- **Stored dataset items**:
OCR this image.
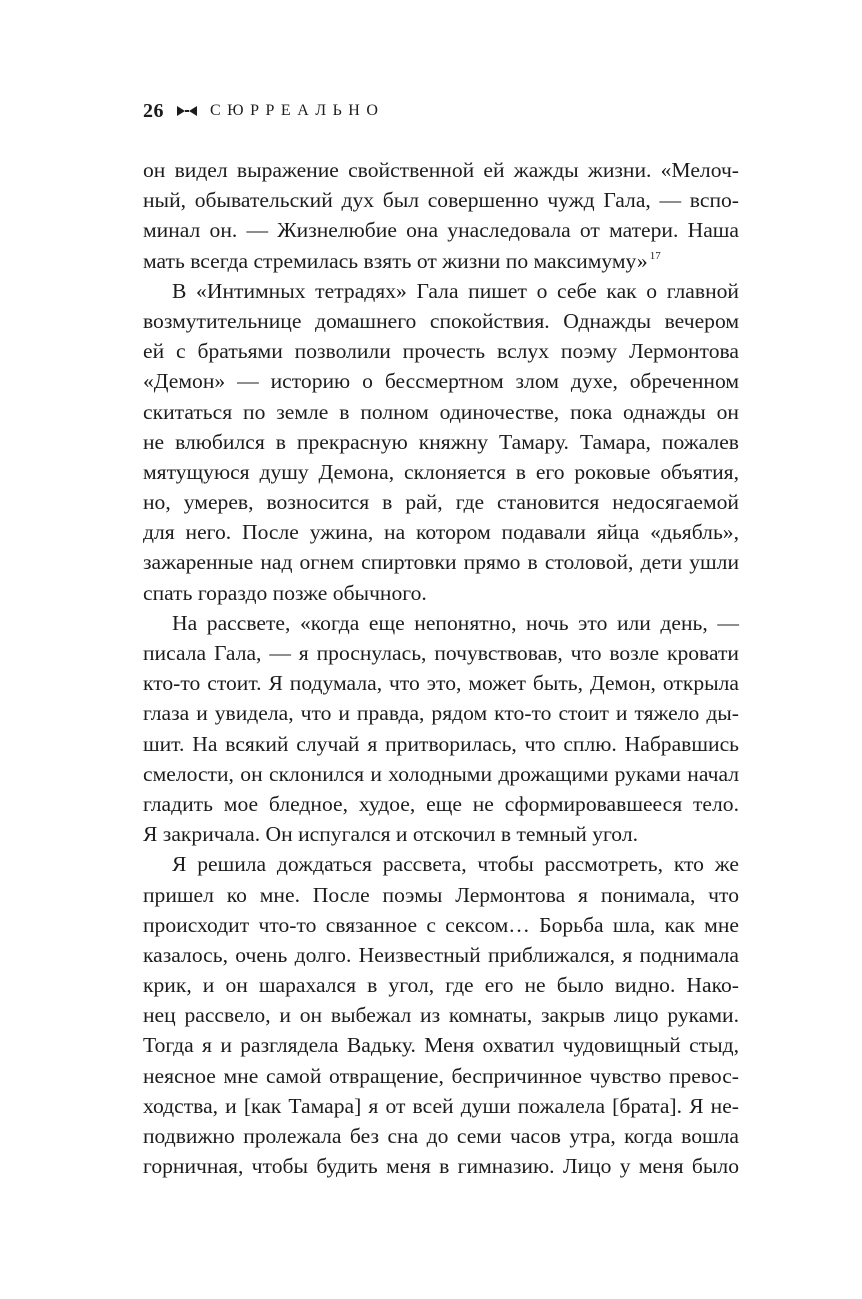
26	СЮРРЕАЛЬНО
он видел выражение свойственной ей жажды жизни. «Мелоч-
ный, обывательский дух был совершенно чужд Гала, — вспо-
минал он. — Жизнелюбие она унаследовала от матери. Наша
мать всегда стремилась взять от жизни по максимуму» $^{17}$
В «Интимных тетрадях» Гала пишет о себе как о главной
возмутительнице домашнего спокойствия. Однажды вечером
ей с братьями позволили прочесть вслух поэму Лермонтова
«Демон» — историю о бессмертном злом духе, обреченном
скитаться по земле в полном одиночестве, пока однажды он
не влюбился в прекрасную княжну Тамару. Тамара, пожалев
мятущуюся душу Демона, склоняется в его роковые объятия,
но, умерев, возносится в рай, где становится недосягаемой
для него. После ужина, на котором подавали яйца «дьябль»,
зажаренные над огнем спиртовки прямо в столовой, дети ушли
спать гораздо позже обычного.
На рассвете, «когда еще непонятно, ночь это или день, —
писала Гала, — я проснулась, почувствовав, что возле кровати
кто-то стоит. Я подумала, что это, может быть, Демон, открыла
глаза и увидела, что и правда, рядом кто-то стоит и тяжело ды-
шит. На всякий случай я притворилась, что сплю. Набравшись
смелости, он склонился и холодными дрожащими руками начал
гладить мое бледное, худое, еще не сформировавшееся тело.
Я закричала. Он испугался и отскочил в темный угол.
Я решила дождаться рассвета, чтобы рассмотреть, кто же
пришел ко мне. После поэмы Лермонтова я понимала, что
происходит что-то связанное с сексом… Борьба шла, как мне
казалось, очень долго. Неизвестный приближался, я поднимала
крик, и он шарахался в угол, где его не было видно. Нако-
нец рассвело, и он выбежал из комнаты, закрыв лицо руками.
Тогда я и разглядела Вадьку. Меня охватил чудовищный стыд,
неясное мне самой отвращение, беспричинное чувство превос-
ходства, и [как Тамара] я от всей души пожалела [брата]. Я не-
подвижно пролежала без сна до семи часов утра, когда вошла
горничная, чтобы будить меня в гимназию. Лицо у меня было
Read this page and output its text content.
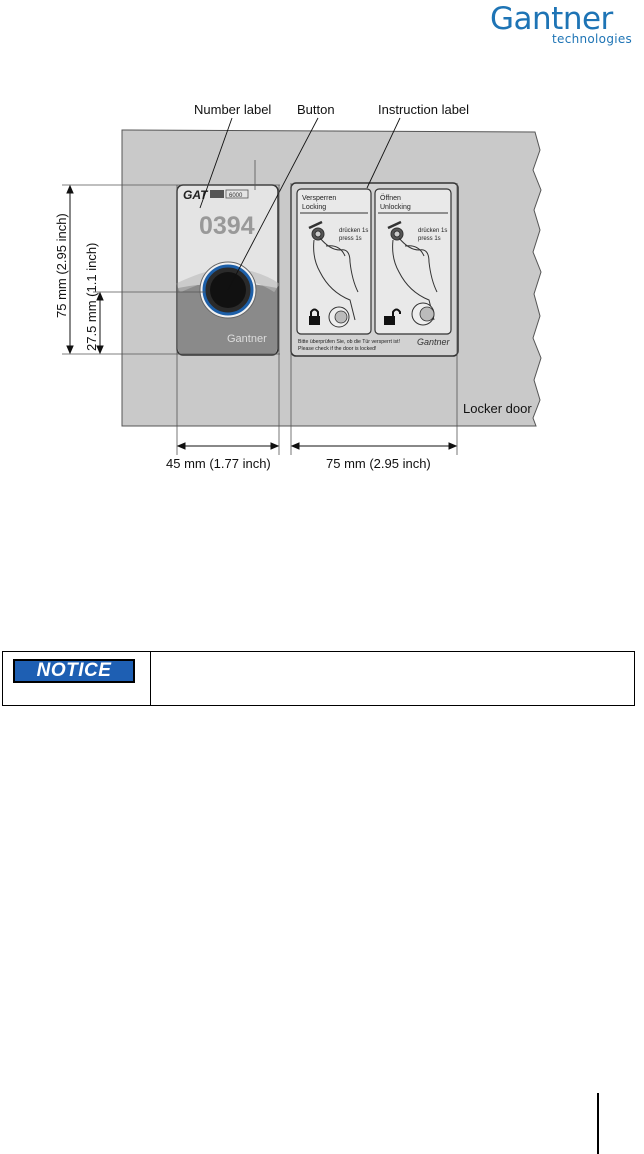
Gantner
technologies
GAT	6000
0394
Gantner
Versperren
Locking
Öffnen
Unlocking
drücken 1s
press 1s
drücken 1s
press 1s
Bitte überprüfen Sie, ob die Tür versperrt ist!
Please check if the door is locked!
Gantner
Number label Button	Instruction label
75 mm (2.95 inch) 27.5 mm (1.1 inch)
45 mm (1.77 inch)	75 mm (2.95 inch)
Locker door
NOTICE
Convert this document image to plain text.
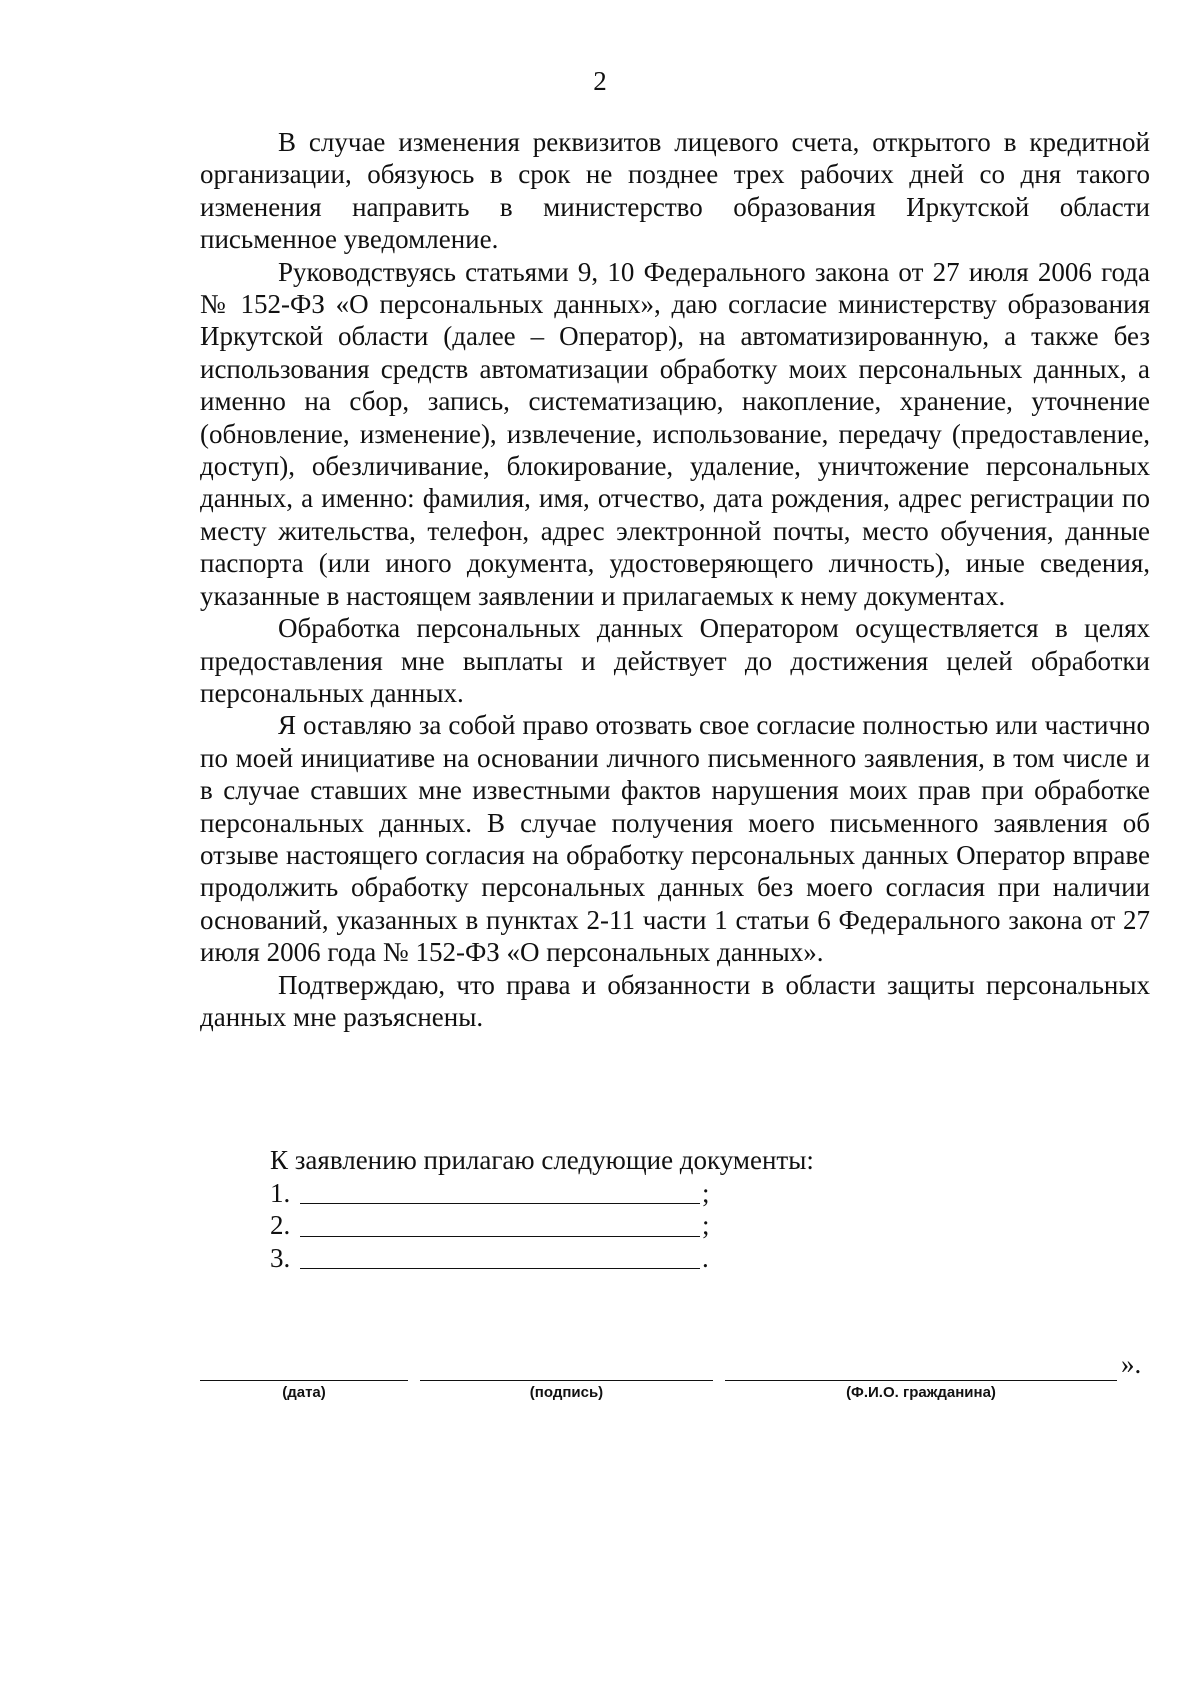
2

В случае изменения реквизитов лицевого счета, открытого в кредитной организации, обязуюсь в срок не позднее трех рабочих дней со дня такого изменения направить в министерство образования Иркутской области письменное уведомление.

Руководствуясь статьями 9, 10 Федерального закона от 27 июля 2006 года № 152-ФЗ «О персональных данных», даю согласие министерству образования Иркутской области (далее – Оператор), на автоматизированную, а также без использования средств автоматизации обработку моих персональных данных, а именно на сбор, запись, систематизацию, накопление, хранение, уточнение (обновление, изменение), извлечение, использование, передачу (предоставление, доступ), обезличивание, блокирование, удаление, уничтожение персональных данных, а именно: фамилия, имя, отчество, дата рождения, адрес регистрации по месту жительства, телефон, адрес электронной почты, место обучения, данные паспорта (или иного документа, удостоверяющего личность), иные сведения, указанные в настоящем заявлении и прилагаемых к нему документах.

Обработка персональных данных Оператором осуществляется в целях предоставления мне выплаты и действует до достижения целей обработки персональных данных.

Я оставляю за собой право отозвать свое согласие полностью или частично по моей инициативе на основании личного письменного заявления, в том числе и в случае ставших мне известными фактов нарушения моих прав при обработке персональных данных. В случае получения моего письменного заявления об отзыве настоящего согласия на обработку персональных данных Оператор вправе продолжить обработку персональных данных без моего согласия при наличии оснований, указанных в пунктах 2-11 части 1 статьи 6 Федерального закона от 27 июля 2006 года № 152-ФЗ «О персональных данных».

Подтверждаю, что права и обязанности в области защиты персональных данных мне разъяснены.

К заявлению прилагаю следующие документы:

1.	;
2.	;
3.	.
».
(дата)	(подпись)	(Ф.И.О. гражданина)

- **PROBLEM TO WORK ON**: Transcribe all of the records above character for character. Exclude the pictures.

- **SOLUTION**:
OCR this image.
26	СЮРРЕАЛЬНО
он видел выражение свойственной ей жажды жизни. «Мелоч-
ный, обывательский дух был совершенно чужд Гала, — вспо-
минал он. — Жизнелюбие она унаследовала от матери. Наша
мать всегда стремилась взять от жизни по максимуму» $^{17}$
В «Интимных тетрадях» Гала пишет о себе как о главной
возмутительнице домашнего спокойствия. Однажды вечером
ей с братьями позволили прочесть вслух поэму Лермонтова
«Демон» — историю о бессмертном злом духе, обреченном
скитаться по земле в полном одиночестве, пока однажды он
не влюбился в прекрасную княжну Тамару. Тамара, пожалев
мятущуюся душу Демона, склоняется в его роковые объятия,
но, умерев, возносится в рай, где становится недосягаемой
для него. После ужина, на котором подавали яйца «дьябль»,
зажаренные над огнем спиртовки прямо в столовой, дети ушли
спать гораздо позже обычного.
На рассвете, «когда еще непонятно, ночь это или день, —
писала Гала, — я проснулась, почувствовав, что возле кровати
кто-то стоит. Я подумала, что это, может быть, Демон, открыла
глаза и увидела, что и правда, рядом кто-то стоит и тяжело ды-
шит. На всякий случай я притворилась, что сплю. Набравшись
смелости, он склонился и холодными дрожащими руками начал
гладить мое бледное, худое, еще не сформировавшееся тело.
Я закричала. Он испугался и отскочил в темный угол.
Я решила дождаться рассвета, чтобы рассмотреть, кто же
пришел ко мне. После поэмы Лермонтова я понимала, что
происходит что-то связанное с сексом… Борьба шла, как мне
казалось, очень долго. Неизвестный приближался, я поднимала
крик, и он шарахался в угол, где его не было видно. Нако-
нец рассвело, и он выбежал из комнаты, закрыв лицо руками.
Тогда я и разглядела Вадьку. Меня охватил чудовищный стыд,
неясное мне самой отвращение, беспричинное чувство превос-
ходства, и [как Тамара] я от всей души пожалела [брата]. Я не-
подвижно пролежала без сна до семи часов утра, когда вошла
горничная, чтобы будить меня в гимназию. Лицо у меня было
Read this page and output its text content.
Gantner
technologies
GAT	6000
0394
Gantner
Versperren
Locking
Öffnen
Unlocking
drücken 1s
press 1s
drücken 1s
press 1s
Bitte überprüfen Sie, ob die Tür versperrt ist!
Please check if the door is locked!
Gantner
Number label Button	Instruction label
75 mm (2.95 inch) 27.5 mm (1.1 inch)
45 mm (1.77 inch)	75 mm (2.95 inch)
Locker door
NOTICE
Convert this document image to plain text.
2

В случае изменения реквизитов лицевого счета, открытого в кредитной организации, обязуюсь в срок не позднее трех рабочих дней со дня такого изменения направить в министерство образования Иркутской области письменное уведомление.

Руководствуясь статьями 9, 10 Федерального закона от 27 июля 2006 года № 152-ФЗ «О персональных данных», даю согласие министерству образования Иркутской области (далее – Оператор), на автоматизированную, а также без использования средств автоматизации обработку моих персональных данных, а именно на сбор, запись, систематизацию, накопление, хранение, уточнение (обновление, изменение), извлечение, использование, передачу (предоставление, доступ), обезличивание, блокирование, удаление, уничтожение персональных данных, а именно: фамилия, имя, отчество, дата рождения, адрес регистрации по месту жительства, телефон, адрес электронной почты, место обучения, данные паспорта (или иного документа, удостоверяющего личность), иные сведения, указанные в настоящем заявлении и прилагаемых к нему документах.

Обработка персональных данных Оператором осуществляется в целях предоставления мне выплаты и действует до достижения целей обработки персональных данных.

Я оставляю за собой право отозвать свое согласие полностью или частично по моей инициативе на основании личного письменного заявления, в том числе и в случае ставших мне известными фактов нарушения моих прав при обработке персональных данных. В случае получения моего письменного заявления об отзыве настоящего согласия на обработку персональных данных Оператор вправе продолжить обработку персональных данных без моего согласия при наличии оснований, указанных в пунктах 2-11 части 1 статьи 6 Федерального закона от 27 июля 2006 года № 152-ФЗ «О персональных данных».

Подтверждаю, что права и обязанности в области защиты персональных данных мне разъяснены.

К заявлению прилагаю следующие документы:

1.	;
2.	;
3.	.
».
(дата)	(подпись)	(Ф.И.О. гражданина)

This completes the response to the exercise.